[Records shown]

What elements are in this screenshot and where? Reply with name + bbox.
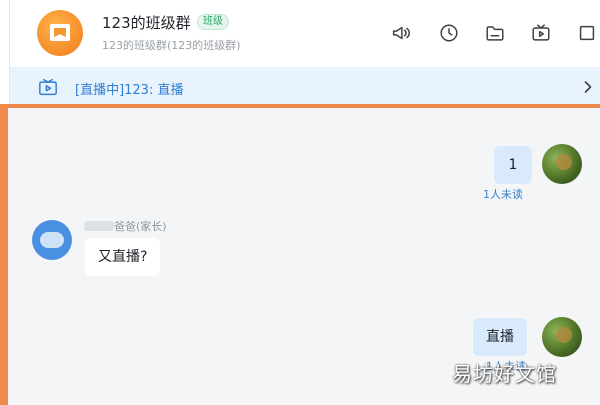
my-avatar[interactable]	[542, 144, 582, 184]
group-type-badge: 班级	[197, 14, 229, 30]
watermark: 易坊好文馆	[452, 362, 557, 386]
message-bubble[interactable]: 1	[494, 146, 532, 184]
more-icon[interactable]	[576, 22, 598, 44]
group-subtitle: 123的班级群(123的班级群)	[102, 39, 241, 52]
message-bubble[interactable]: 直播	[473, 318, 527, 356]
history-icon[interactable]	[438, 22, 460, 44]
folder-icon[interactable]	[484, 22, 506, 44]
book-icon	[50, 24, 70, 41]
chat-header: 123的班级群 班级 123的班级群(123的班级群)	[10, 0, 600, 67]
group-avatar[interactable]	[37, 10, 83, 56]
live-status-text: [直播中]123: 直播	[75, 83, 184, 98]
chevron-right-icon[interactable]	[582, 79, 594, 95]
live-tv-icon[interactable]	[530, 22, 552, 44]
my-avatar[interactable]	[542, 317, 582, 357]
announcement-icon[interactable]	[390, 22, 412, 44]
sender-name: 爸爸(家长)	[114, 220, 167, 233]
live-tv-icon	[38, 78, 58, 96]
read-status[interactable]: 1人未读	[483, 186, 523, 202]
message-bubble[interactable]: 又直播?	[85, 238, 161, 276]
live-banner[interactable]: [直播中]123: 直播	[10, 67, 600, 107]
group-title: 123的班级群	[102, 14, 191, 32]
sender-avatar[interactable]	[32, 220, 72, 260]
redacted-name	[84, 221, 114, 231]
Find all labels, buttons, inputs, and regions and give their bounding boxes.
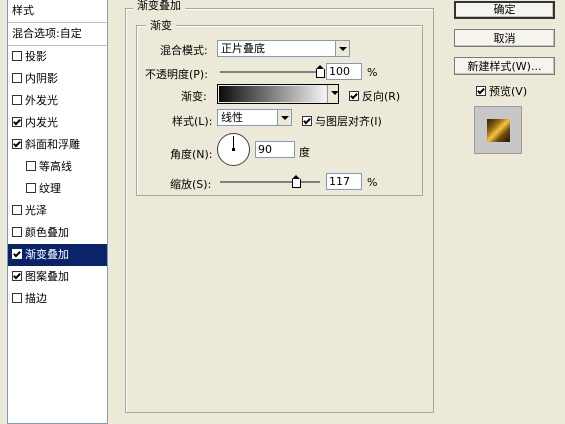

[To do]
Rewrite all of the items above with "message-bubble" changed to "chat-bubble" everywhere it appears, keeping every other line the same. Leave out the pictures.

[Answer to this task]
What elements are in this screenshot and where? Reply with name + bbox.
my-avatar[interactable]	[542, 144, 582, 184]
group-type-badge: 班级	[197, 14, 229, 30]
watermark: 易坊好文馆	[452, 362, 557, 386]
chat-bubble[interactable]: 1	[494, 146, 532, 184]
more-icon[interactable]	[576, 22, 598, 44]
group-subtitle: 123的班级群(123的班级群)	[102, 39, 241, 52]
chat-bubble[interactable]: 直播	[473, 318, 527, 356]
history-icon[interactable]	[438, 22, 460, 44]
folder-icon[interactable]	[484, 22, 506, 44]
book-icon	[50, 24, 70, 41]
chat-header: 123的班级群 班级 123的班级群(123的班级群)	[10, 0, 600, 67]
group-avatar[interactable]	[37, 10, 83, 56]
live-status-text: [直播中]123: 直播	[75, 83, 184, 98]
chevron-right-icon[interactable]	[582, 79, 594, 95]
live-tv-icon[interactable]	[530, 22, 552, 44]
my-avatar[interactable]	[542, 317, 582, 357]
announcement-icon[interactable]	[390, 22, 412, 44]
sender-name: 爸爸(家长)	[114, 220, 167, 233]
live-tv-icon	[38, 78, 58, 96]
read-status[interactable]: 1人未读	[483, 186, 523, 202]
chat-bubble[interactable]: 又直播?	[85, 238, 161, 276]
live-banner[interactable]: [直播中]123: 直播	[10, 67, 600, 107]
group-title: 123的班级群	[102, 14, 191, 32]
sender-avatar[interactable]	[32, 220, 72, 260]
redacted-name	[84, 221, 114, 231]
Find all labels, buttons, inputs, and regions and give their bounding boxes.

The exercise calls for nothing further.